## START

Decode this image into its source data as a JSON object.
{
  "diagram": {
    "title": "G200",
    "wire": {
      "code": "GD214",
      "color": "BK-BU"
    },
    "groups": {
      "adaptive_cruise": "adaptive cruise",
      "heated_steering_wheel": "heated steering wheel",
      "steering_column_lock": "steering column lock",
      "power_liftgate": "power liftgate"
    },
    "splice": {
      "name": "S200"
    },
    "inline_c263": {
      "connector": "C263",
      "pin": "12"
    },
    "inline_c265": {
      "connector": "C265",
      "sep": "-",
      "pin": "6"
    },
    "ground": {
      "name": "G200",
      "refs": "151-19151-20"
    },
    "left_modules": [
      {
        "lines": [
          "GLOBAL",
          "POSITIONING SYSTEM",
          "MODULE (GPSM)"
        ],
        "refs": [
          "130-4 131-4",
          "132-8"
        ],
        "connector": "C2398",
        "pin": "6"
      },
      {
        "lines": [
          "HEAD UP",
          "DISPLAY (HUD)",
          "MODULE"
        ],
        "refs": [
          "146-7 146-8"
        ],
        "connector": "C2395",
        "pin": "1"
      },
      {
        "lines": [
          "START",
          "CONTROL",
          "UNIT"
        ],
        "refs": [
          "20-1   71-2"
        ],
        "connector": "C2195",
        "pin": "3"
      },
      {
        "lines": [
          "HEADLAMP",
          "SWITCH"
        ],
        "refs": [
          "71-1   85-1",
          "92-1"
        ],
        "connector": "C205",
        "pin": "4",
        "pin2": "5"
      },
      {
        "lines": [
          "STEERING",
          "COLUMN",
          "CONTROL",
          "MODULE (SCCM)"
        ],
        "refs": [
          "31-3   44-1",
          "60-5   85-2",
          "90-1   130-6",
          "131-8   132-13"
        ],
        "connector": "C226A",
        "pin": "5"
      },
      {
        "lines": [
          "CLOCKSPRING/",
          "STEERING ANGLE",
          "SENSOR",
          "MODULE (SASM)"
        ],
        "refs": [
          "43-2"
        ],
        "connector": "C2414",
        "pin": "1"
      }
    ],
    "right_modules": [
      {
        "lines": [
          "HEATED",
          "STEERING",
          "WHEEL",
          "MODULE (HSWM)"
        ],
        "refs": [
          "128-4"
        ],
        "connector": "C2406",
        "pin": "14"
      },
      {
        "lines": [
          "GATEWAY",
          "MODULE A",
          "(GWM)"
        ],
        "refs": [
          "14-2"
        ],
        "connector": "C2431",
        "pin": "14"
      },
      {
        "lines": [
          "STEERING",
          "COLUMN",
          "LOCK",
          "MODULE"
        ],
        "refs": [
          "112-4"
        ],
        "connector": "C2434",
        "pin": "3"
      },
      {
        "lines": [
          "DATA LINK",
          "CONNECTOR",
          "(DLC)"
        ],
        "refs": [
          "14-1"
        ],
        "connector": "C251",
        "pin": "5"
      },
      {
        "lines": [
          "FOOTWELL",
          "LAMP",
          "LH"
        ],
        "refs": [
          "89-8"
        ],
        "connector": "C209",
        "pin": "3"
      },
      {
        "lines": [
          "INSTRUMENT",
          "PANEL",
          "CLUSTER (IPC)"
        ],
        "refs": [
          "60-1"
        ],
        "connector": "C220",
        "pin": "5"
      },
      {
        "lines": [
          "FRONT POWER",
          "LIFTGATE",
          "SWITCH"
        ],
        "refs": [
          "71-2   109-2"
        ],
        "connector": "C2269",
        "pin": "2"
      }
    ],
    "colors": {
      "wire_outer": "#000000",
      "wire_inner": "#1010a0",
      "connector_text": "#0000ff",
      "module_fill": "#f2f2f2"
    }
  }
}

## END

WHAT TO DO: The records above should be returned exactly.

RESPONSE FOR THIS EXERCISE:
Decode this image into its source data as a JSON object.
{
  "diagram": {
    "title": "G200",
    "wire": {
      "code": "GD214",
      "color": "BK-BU"
    },
    "groups": {
      "adaptive_cruise": "adaptive cruise",
      "heated_steering_wheel": "heated steering wheel",
      "steering_column_lock": "steering column lock",
      "power_liftgate": "power liftgate"
    },
    "splice": {
      "name": "S200"
    },
    "inline_c263": {
      "connector": "C263",
      "pin": "12"
    },
    "inline_c265": {
      "connector": "C265",
      "sep": "-",
      "pin": "6"
    },
    "ground": {
      "name": "G200",
      "refs": "151-19151-20"
    },
    "left_modules": [
      {
        "lines": [
          "GLOBAL",
          "POSITIONING SYSTEM",
          "MODULE (GPSM)"
        ],
        "refs": [
          "130-4 131-4",
          "132-8"
        ],
        "connector": "C2398",
        "pin": "6"
      },
      {
        "lines": [
          "HEAD UP",
          "DISPLAY (HUD)",
          "MODULE"
        ],
        "refs": [
          "146-7 146-8"
        ],
        "connector": "C2395",
        "pin": "1"
      },
      {
        "lines": [
          "START",
          "CONTROL",
          "UNIT"
        ],
        "refs": [
          "20-1   71-2"
        ],
        "connector": "C2195",
        "pin": "3"
      },
      {
        "lines": [
          "HEADLAMP",
          "SWITCH"
        ],
        "refs": [
          "71-1   85-1",
          "92-1"
        ],
        "connector": "C205",
        "pin": "4",
        "pin2": "5"
      },
      {
        "lines": [
          "STEERING",
          "COLUMN",
          "CONTROL",
          "MODULE (SCCM)"
        ],
        "refs": [
          "31-3   44-1",
          "60-5   85-2",
          "90-1   130-6",
          "131-8   132-13"
        ],
        "connector": "C226A",
        "pin": "5"
      },
      {
        "lines": [
          "CLOCKSPRING/",
          "STEERING ANGLE",
          "SENSOR",
          "MODULE (SASM)"
        ],
        "refs": [
          "43-2"
        ],
        "connector": "C2414",
        "pin": "1"
      }
    ],
    "right_modules": [
      {
        "lines": [
          "HEATED",
          "STEERING",
          "WHEEL",
          "MODULE (HSWM)"
        ],
        "refs": [
          "128-4"
        ],
        "connector": "C2406",
        "pin": "14"
      },
      {
        "lines": [
          "GATEWAY",
          "MODULE A",
          "(GWM)"
        ],
        "refs": [
          "14-2"
        ],
        "connector": "C2431",
        "pin": "14"
      },
      {
        "lines": [
          "STEERING",
          "COLUMN",
          "LOCK",
          "MODULE"
        ],
        "refs": [
          "112-4"
        ],
        "connector": "C2434",
        "pin": "3"
      },
      {
        "lines": [
          "DATA LINK",
          "CONNECTOR",
          "(DLC)"
        ],
        "refs": [
          "14-1"
        ],
        "connector": "C251",
        "pin": "5"
      },
      {
        "lines": [
          "FOOTWELL",
          "LAMP",
          "LH"
        ],
        "refs": [
          "89-8"
        ],
        "connector": "C209",
        "pin": "3"
      },
      {
        "lines": [
          "INSTRUMENT",
          "PANEL",
          "CLUSTER (IPC)"
        ],
        "refs": [
          "60-1"
        ],
        "connector": "C220",
        "pin": "5"
      },
      {
        "lines": [
          "FRONT POWER",
          "LIFTGATE",
          "SWITCH"
        ],
        "refs": [
          "71-2   109-2"
        ],
        "connector": "C2269",
        "pin": "2"
      }
    ],
    "colors": {
      "wire_outer": "#000000",
      "wire_inner": "#1010a0",
      "connector_text": "#0000ff",
      "module_fill": "#f2f2f2"
    }
  }
}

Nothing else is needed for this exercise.